» Source data

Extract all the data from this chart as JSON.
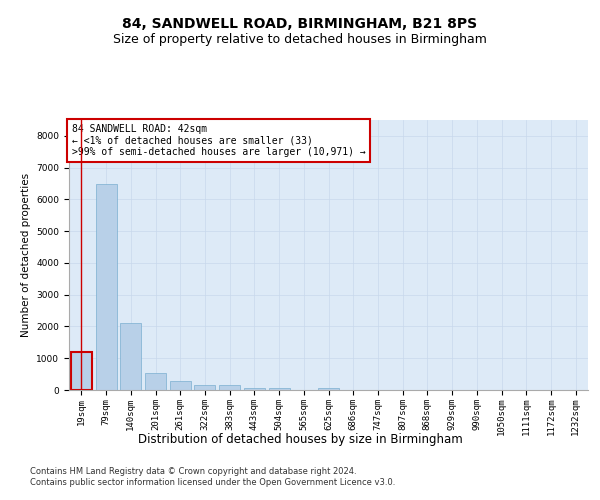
{
  "title1": "84, SANDWELL ROAD, BIRMINGHAM, B21 8PS",
  "title2": "Size of property relative to detached houses in Birmingham",
  "xlabel": "Distribution of detached houses by size in Birmingham",
  "ylabel": "Number of detached properties",
  "categories": [
    "19sqm",
    "79sqm",
    "140sqm",
    "201sqm",
    "261sqm",
    "322sqm",
    "383sqm",
    "443sqm",
    "504sqm",
    "565sqm",
    "625sqm",
    "686sqm",
    "747sqm",
    "807sqm",
    "868sqm",
    "929sqm",
    "990sqm",
    "1050sqm",
    "1111sqm",
    "1172sqm",
    "1232sqm"
  ],
  "values": [
    1200,
    6500,
    2100,
    550,
    280,
    170,
    150,
    60,
    60,
    0,
    55,
    0,
    0,
    0,
    0,
    0,
    0,
    0,
    0,
    0,
    0
  ],
  "bar_color": "#b8d0e8",
  "bar_edge_color": "#7aafd0",
  "highlight_bar_index": 0,
  "highlight_color": "#cc0000",
  "annotation_box_text": "84 SANDWELL ROAD: 42sqm\n← <1% of detached houses are smaller (33)\n>99% of semi-detached houses are larger (10,971) →",
  "annotation_box_color": "#cc0000",
  "ylim": [
    0,
    8500
  ],
  "yticks": [
    0,
    1000,
    2000,
    3000,
    4000,
    5000,
    6000,
    7000,
    8000
  ],
  "grid_color": "#c8d8ec",
  "background_color": "#ddeaf7",
  "fig_background": "#ffffff",
  "footnote": "Contains HM Land Registry data © Crown copyright and database right 2024.\nContains public sector information licensed under the Open Government Licence v3.0.",
  "title1_fontsize": 10,
  "title2_fontsize": 9,
  "xlabel_fontsize": 8.5,
  "ylabel_fontsize": 7.5,
  "annotation_fontsize": 7,
  "tick_fontsize": 6.5,
  "footnote_fontsize": 6
}
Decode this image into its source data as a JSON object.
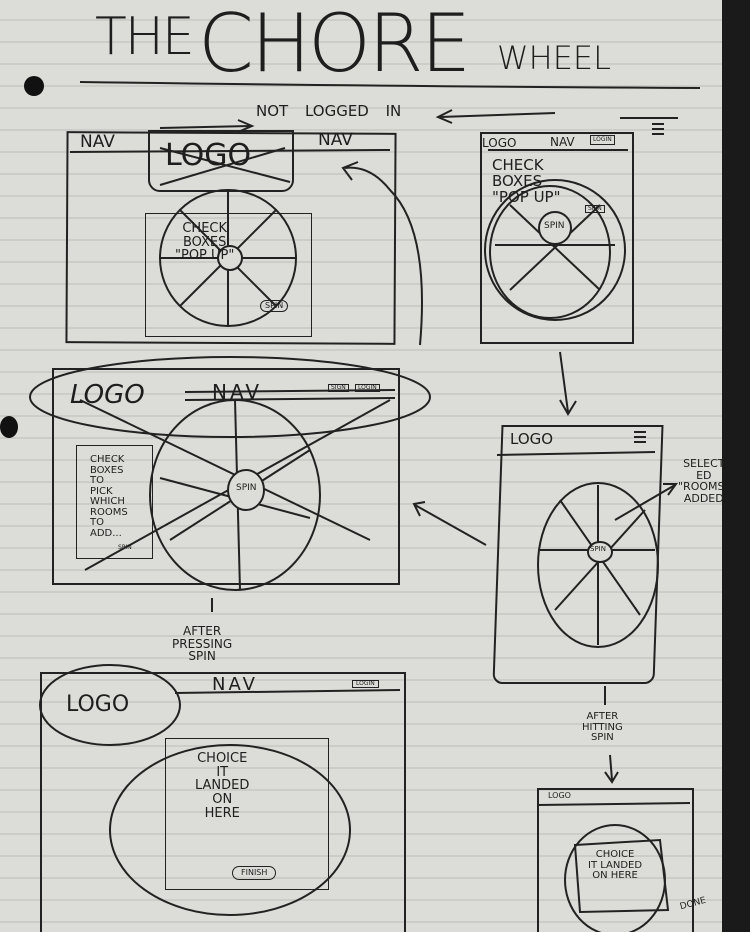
{
  "title": {
    "the": "THE",
    "chore": "CHORE",
    "wheel": "WHEEL"
  },
  "subtitle": "NOT LOGGED IN",
  "mock1": {
    "nav_left": "NAV",
    "logo": "LOGO",
    "nav_right": "NAV",
    "wheel_note": "CHECK\nBOXES\n\"POP UP\"",
    "spin": "SPIN"
  },
  "mock2": {
    "logo": "LOGO",
    "nav": "NAV",
    "login": "LOGIN",
    "note": "CHECK\nBOXES\n\"POP UP\"",
    "spin": "SPIN"
  },
  "mock3": {
    "logo": "LOGO",
    "nav": "NAV",
    "sign": "SIGN",
    "login": "LOGIN",
    "panel_text": "CHECK\nBOXES\nTO\nPICK\nWHICH\nROOMS\nTO\nADD...",
    "spin_small": "SPIN",
    "spin": "SPIN"
  },
  "mock4": {
    "logo": "LOGO",
    "spin": "SPIN"
  },
  "annotations": {
    "selected": "SELECT\nED\n\"ROOMS\"\nADDED",
    "after_pressing": "AFTER\nPRESSING\nSPIN",
    "after_hitting": "AFTER\nHITTING\nSPIN",
    "done": "DONE"
  },
  "mock5": {
    "logo": "LOGO",
    "nav": "NAV",
    "login": "LOGIN",
    "choice": "CHOICE\nIT\nLANDED\nON\nHERE",
    "button": "FINISH"
  },
  "mock6": {
    "logo": "LOGO",
    "choice": "CHOICE\nIT LANDED\nON HERE"
  }
}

» Task requirements
Please retype the entries above word for word, but only from the line containing "Decode this image" through the last line, and without the pictures.

» Task answer
Decode this image into its source data as a JSON object.
{
  "title": {
    "the": "THE",
    "chore": "CHORE",
    "wheel": "WHEEL"
  },
  "subtitle": "NOT LOGGED IN",
  "mock1": {
    "nav_left": "NAV",
    "logo": "LOGO",
    "nav_right": "NAV",
    "wheel_note": "CHECK\nBOXES\n\"POP UP\"",
    "spin": "SPIN"
  },
  "mock2": {
    "logo": "LOGO",
    "nav": "NAV",
    "login": "LOGIN",
    "note": "CHECK\nBOXES\n\"POP UP\"",
    "spin": "SPIN"
  },
  "mock3": {
    "logo": "LOGO",
    "nav": "NAV",
    "sign": "SIGN",
    "login": "LOGIN",
    "panel_text": "CHECK\nBOXES\nTO\nPICK\nWHICH\nROOMS\nTO\nADD...",
    "spin_small": "SPIN",
    "spin": "SPIN"
  },
  "mock4": {
    "logo": "LOGO",
    "spin": "SPIN"
  },
  "annotations": {
    "selected": "SELECT\nED\n\"ROOMS\"\nADDED",
    "after_pressing": "AFTER\nPRESSING\nSPIN",
    "after_hitting": "AFTER\nHITTING\nSPIN",
    "done": "DONE"
  },
  "mock5": {
    "logo": "LOGO",
    "nav": "NAV",
    "login": "LOGIN",
    "choice": "CHOICE\nIT\nLANDED\nON\nHERE",
    "button": "FINISH"
  },
  "mock6": {
    "logo": "LOGO",
    "choice": "CHOICE\nIT LANDED\nON HERE"
  }
}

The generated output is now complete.